--- START RECORDS FOR THE EXERCISE ---
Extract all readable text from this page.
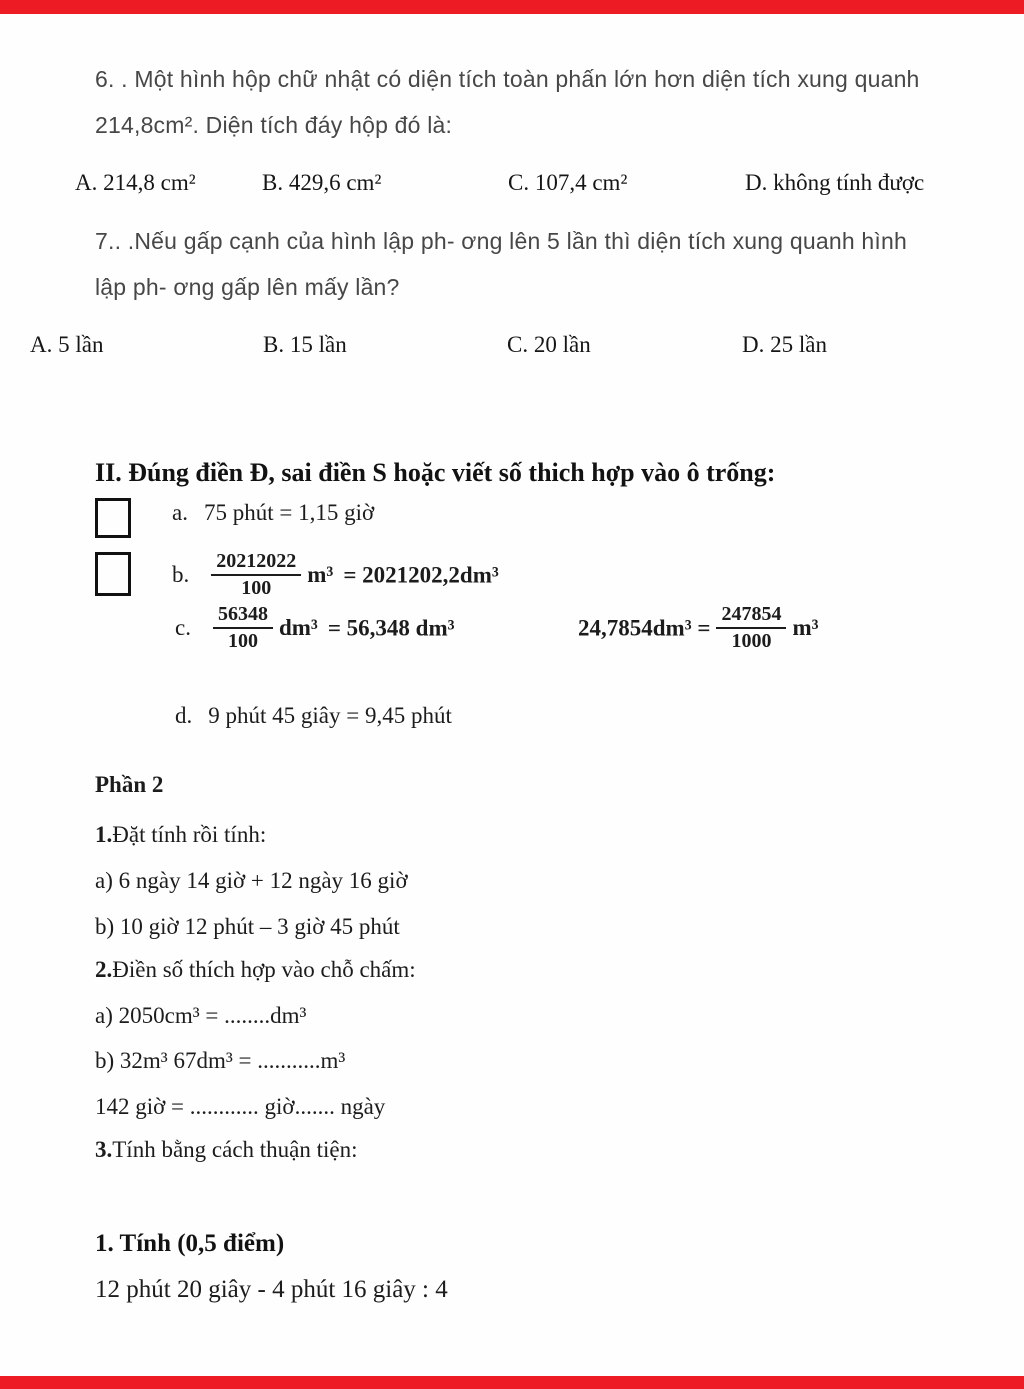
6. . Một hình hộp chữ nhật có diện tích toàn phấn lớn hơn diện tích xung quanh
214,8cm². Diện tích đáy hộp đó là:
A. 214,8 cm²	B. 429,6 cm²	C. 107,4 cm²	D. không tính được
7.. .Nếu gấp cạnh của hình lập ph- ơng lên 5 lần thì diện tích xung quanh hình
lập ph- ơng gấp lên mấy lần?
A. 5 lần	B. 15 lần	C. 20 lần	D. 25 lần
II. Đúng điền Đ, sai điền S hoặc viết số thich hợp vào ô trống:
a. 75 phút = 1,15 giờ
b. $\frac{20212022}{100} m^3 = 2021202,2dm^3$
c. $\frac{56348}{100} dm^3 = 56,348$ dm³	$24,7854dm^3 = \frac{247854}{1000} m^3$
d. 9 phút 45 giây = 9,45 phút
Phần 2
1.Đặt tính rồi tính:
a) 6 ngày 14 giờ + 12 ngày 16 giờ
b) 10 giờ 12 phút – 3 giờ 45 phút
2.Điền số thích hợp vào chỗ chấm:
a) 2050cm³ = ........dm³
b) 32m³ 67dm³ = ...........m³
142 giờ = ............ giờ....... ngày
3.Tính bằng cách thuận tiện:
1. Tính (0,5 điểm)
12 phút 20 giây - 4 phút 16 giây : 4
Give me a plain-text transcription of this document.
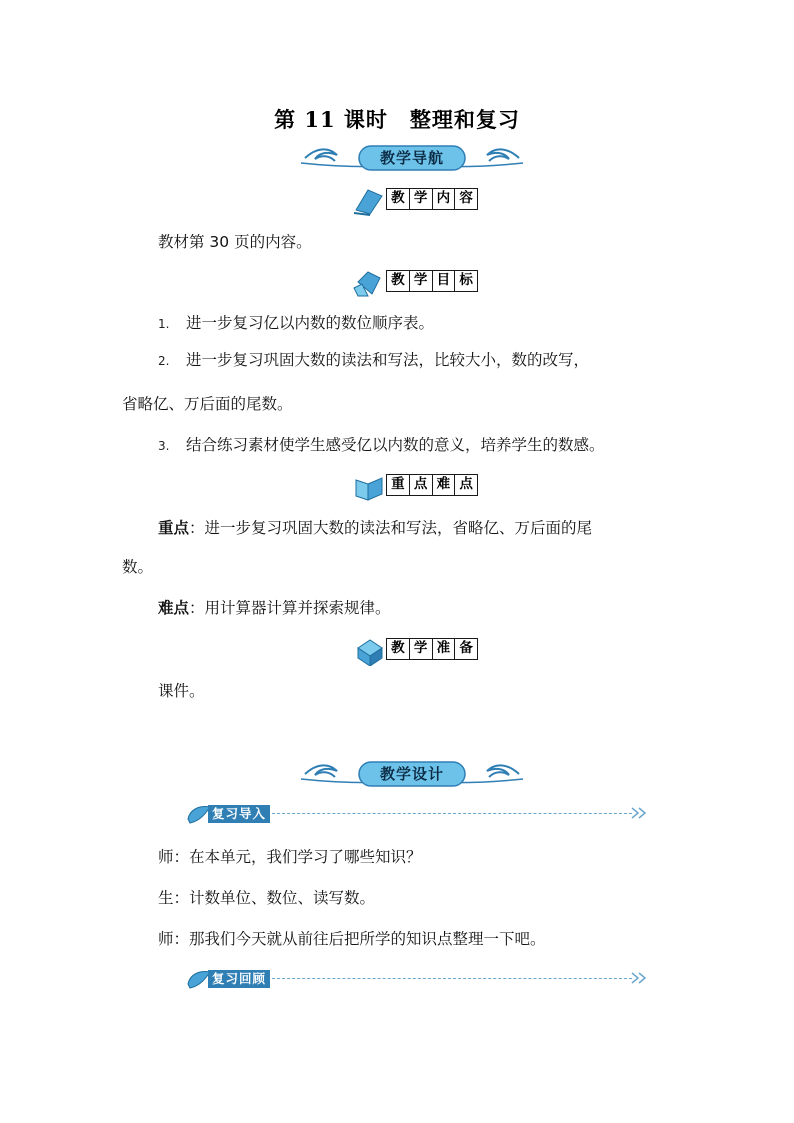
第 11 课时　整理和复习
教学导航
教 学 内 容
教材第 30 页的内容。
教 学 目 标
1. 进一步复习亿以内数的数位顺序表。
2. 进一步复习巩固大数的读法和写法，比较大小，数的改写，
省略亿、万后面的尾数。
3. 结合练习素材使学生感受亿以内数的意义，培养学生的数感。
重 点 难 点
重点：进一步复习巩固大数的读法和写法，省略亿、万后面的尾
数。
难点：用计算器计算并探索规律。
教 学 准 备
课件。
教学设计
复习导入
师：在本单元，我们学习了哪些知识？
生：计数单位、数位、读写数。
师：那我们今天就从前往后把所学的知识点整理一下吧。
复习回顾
--- END RECORDS FOR THE EXERCISE ---
◆ **EXERCISE DETAILS**:
Transcribe the whole listing exactly. Pictures stay out of your copy.

◆ **TASK SOLUTION**:
Extract all readable text from this page.
6. . Một hình hộp chữ nhật có diện tích toàn phấn lớn hơn diện tích xung quanh
214,8cm². Diện tích đáy hộp đó là:
A. 214,8 cm²	B. 429,6 cm²	C. 107,4 cm²	D. không tính được
7.. .Nếu gấp cạnh của hình lập ph- ơng lên 5 lần thì diện tích xung quanh hình
lập ph- ơng gấp lên mấy lần?
A. 5 lần	B. 15 lần	C. 20 lần	D. 25 lần
II. Đúng điền Đ, sai điền S hoặc viết số thich hợp vào ô trống:
a. 75 phút = 1,15 giờ
b. $\frac{20212022}{100} m^3 = 2021202,2dm^3$
c. $\frac{56348}{100} dm^3 = 56,348$ dm³	$24,7854dm^3 = \frac{247854}{1000} m^3$
d. 9 phút 45 giây = 9,45 phút
Phần 2
1.Đặt tính rồi tính:
a) 6 ngày 14 giờ + 12 ngày 16 giờ
b) 10 giờ 12 phút – 3 giờ 45 phút
2.Điền số thích hợp vào chỗ chấm:
a) 2050cm³ = ........dm³
b) 32m³ 67dm³ = ...........m³
142 giờ = ............ giờ....... ngày
3.Tính bằng cách thuận tiện:
1. Tính (0,5 điểm)
12 phút 20 giây - 4 phút 16 giây : 4
Give me a plain-text transcription of this document.
第 11 课时　整理和复习
教学导航
教 学 内 容
教材第 30 页的内容。
教 学 目 标
1. 进一步复习亿以内数的数位顺序表。
2. 进一步复习巩固大数的读法和写法，比较大小，数的改写，
省略亿、万后面的尾数。
3. 结合练习素材使学生感受亿以内数的意义，培养学生的数感。
重 点 难 点
重点：进一步复习巩固大数的读法和写法，省略亿、万后面的尾
数。
难点：用计算器计算并探索规律。
教 学 准 备
课件。
教学设计
复习导入
师：在本单元，我们学习了哪些知识？
生：计数单位、数位、读写数。
师：那我们今天就从前往后把所学的知识点整理一下吧。
复习回顾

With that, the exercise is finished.